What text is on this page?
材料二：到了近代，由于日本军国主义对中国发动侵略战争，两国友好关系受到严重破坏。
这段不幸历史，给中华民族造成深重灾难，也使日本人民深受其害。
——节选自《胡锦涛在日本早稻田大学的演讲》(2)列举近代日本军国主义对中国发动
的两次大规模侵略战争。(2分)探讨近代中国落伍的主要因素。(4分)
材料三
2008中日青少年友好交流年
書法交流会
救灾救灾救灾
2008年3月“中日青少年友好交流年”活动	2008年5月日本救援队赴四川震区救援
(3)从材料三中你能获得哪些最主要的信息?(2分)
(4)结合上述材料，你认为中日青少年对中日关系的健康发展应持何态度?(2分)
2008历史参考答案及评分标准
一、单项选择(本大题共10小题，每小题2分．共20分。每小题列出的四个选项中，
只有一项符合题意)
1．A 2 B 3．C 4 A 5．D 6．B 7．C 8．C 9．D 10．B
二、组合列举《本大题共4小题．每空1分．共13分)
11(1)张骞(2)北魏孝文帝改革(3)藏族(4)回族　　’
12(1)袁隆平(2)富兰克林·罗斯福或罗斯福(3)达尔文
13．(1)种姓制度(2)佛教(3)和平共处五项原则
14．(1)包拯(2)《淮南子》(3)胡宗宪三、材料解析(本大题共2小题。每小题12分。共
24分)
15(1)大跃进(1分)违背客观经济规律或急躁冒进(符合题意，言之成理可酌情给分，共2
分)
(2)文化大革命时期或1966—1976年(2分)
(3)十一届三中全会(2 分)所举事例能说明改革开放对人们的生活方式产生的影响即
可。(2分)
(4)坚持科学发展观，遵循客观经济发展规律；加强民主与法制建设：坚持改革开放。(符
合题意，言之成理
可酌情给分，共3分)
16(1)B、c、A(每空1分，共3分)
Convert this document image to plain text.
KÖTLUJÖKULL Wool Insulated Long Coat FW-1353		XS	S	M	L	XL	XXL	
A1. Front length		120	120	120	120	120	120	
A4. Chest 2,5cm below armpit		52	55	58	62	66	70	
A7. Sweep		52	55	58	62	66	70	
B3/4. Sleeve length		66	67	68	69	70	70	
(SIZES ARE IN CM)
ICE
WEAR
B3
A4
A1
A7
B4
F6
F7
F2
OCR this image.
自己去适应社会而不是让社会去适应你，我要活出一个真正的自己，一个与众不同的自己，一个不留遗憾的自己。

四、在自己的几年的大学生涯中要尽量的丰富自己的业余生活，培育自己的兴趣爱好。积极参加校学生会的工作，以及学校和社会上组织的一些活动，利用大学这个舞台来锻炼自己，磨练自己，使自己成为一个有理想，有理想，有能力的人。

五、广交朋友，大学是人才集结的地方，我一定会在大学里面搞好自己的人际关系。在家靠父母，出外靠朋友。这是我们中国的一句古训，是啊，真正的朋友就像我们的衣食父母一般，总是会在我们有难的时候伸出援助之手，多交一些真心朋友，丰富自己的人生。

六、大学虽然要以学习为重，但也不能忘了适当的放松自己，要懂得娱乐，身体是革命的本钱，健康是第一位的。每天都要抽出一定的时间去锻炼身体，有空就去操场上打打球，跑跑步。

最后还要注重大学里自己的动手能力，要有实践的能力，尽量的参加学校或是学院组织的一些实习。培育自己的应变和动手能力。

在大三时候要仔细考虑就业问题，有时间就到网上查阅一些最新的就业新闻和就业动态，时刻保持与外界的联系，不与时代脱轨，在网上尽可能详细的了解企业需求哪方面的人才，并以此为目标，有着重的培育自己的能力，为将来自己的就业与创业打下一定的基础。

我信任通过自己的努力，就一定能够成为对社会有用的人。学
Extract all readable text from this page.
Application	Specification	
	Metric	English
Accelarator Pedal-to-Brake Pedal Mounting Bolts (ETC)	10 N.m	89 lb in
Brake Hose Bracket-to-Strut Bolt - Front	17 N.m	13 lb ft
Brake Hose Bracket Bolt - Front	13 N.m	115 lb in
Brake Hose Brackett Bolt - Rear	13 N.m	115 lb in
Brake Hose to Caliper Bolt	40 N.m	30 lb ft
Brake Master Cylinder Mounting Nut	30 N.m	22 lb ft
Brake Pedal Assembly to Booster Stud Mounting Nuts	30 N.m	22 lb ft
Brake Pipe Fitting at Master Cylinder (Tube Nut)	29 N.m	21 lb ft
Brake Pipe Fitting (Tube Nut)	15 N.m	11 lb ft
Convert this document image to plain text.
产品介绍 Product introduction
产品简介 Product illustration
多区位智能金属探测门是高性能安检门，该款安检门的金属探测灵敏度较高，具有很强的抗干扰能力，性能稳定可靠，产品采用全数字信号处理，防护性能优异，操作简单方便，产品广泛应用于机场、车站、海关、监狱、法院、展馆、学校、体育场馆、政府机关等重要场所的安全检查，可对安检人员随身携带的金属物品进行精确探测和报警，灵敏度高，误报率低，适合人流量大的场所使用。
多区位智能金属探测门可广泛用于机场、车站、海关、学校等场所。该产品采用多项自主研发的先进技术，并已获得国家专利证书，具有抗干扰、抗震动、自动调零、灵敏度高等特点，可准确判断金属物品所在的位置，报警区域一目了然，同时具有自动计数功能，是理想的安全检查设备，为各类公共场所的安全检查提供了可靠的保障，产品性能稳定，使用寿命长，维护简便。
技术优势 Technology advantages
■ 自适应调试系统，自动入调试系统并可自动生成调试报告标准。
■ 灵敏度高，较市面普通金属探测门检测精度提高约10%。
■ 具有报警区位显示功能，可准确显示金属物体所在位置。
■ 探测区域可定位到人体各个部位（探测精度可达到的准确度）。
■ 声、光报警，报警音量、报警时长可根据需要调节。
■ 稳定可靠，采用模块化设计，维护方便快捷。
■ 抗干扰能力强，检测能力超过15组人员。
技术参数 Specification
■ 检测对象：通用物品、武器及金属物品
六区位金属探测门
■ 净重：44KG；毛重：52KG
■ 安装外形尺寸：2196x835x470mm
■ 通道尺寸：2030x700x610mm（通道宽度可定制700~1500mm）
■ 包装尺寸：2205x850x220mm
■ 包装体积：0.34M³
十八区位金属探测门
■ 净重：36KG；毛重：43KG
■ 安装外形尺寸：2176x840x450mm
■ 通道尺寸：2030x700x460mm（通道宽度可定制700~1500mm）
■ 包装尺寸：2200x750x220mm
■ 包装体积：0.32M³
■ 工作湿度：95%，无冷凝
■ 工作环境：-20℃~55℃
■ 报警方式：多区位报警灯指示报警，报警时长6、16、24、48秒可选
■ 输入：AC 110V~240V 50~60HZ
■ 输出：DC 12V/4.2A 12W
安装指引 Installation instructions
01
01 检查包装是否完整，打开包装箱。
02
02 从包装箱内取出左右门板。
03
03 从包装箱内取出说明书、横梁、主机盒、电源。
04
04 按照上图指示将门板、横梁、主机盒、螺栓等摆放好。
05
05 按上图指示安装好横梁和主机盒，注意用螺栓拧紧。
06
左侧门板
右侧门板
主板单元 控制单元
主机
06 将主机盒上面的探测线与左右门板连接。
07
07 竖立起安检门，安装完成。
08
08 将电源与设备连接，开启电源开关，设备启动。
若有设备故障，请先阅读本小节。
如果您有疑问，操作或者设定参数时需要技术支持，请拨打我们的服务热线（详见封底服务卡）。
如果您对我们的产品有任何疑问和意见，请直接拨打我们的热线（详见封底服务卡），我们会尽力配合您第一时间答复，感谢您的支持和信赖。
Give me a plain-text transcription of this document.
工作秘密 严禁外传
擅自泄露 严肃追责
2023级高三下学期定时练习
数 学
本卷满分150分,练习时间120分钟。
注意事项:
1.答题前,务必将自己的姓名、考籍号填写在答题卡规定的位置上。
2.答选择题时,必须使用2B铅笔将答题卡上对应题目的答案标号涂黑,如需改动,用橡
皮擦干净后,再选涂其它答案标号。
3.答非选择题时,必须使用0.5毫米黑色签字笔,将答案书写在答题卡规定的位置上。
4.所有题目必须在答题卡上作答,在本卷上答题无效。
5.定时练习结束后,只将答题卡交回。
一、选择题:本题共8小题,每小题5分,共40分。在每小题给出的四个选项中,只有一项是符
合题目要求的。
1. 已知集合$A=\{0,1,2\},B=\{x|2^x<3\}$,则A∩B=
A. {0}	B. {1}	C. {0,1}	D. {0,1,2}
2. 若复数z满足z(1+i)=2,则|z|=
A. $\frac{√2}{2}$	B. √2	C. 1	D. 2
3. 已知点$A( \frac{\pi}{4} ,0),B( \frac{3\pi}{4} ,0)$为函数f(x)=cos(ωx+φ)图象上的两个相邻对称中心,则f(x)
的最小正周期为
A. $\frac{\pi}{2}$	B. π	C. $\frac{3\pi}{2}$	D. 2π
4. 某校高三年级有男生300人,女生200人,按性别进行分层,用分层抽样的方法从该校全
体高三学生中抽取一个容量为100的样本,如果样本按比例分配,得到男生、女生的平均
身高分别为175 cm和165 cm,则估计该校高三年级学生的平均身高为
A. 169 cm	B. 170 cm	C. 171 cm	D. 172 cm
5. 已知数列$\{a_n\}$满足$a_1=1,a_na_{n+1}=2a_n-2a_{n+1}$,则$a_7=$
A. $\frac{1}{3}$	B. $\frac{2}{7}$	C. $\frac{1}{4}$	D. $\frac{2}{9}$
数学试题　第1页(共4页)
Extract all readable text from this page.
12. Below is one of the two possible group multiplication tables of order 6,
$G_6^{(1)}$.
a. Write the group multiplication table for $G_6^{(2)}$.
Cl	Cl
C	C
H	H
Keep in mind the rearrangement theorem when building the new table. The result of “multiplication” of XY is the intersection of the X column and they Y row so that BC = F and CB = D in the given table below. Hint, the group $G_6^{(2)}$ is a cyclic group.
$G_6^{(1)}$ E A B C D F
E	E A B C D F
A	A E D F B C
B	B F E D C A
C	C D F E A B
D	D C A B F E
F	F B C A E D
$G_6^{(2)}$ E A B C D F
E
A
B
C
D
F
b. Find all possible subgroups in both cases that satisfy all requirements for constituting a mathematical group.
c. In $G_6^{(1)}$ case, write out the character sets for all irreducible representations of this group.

What you should do ▸ Find "frac". Copy every line it occurs in.

Response ▸
A. $\frac{√2}{2}$	B. √2	C. 1	D. 2
3. 已知点$A( \frac{\pi}{4} ,0),B( \frac{3\pi}{4} ,0)$为函数f(x)=cos(ωx+φ)图象上的两个相邻对称中心,则f(x)
A. $\frac{\pi}{2}$	B. π	C. $\frac{3\pi}{2}$	D. 2π
A. $\frac{1}{3}$	B. $\frac{2}{7}$	C. $\frac{1}{4}$	D. $\frac{2}{9}$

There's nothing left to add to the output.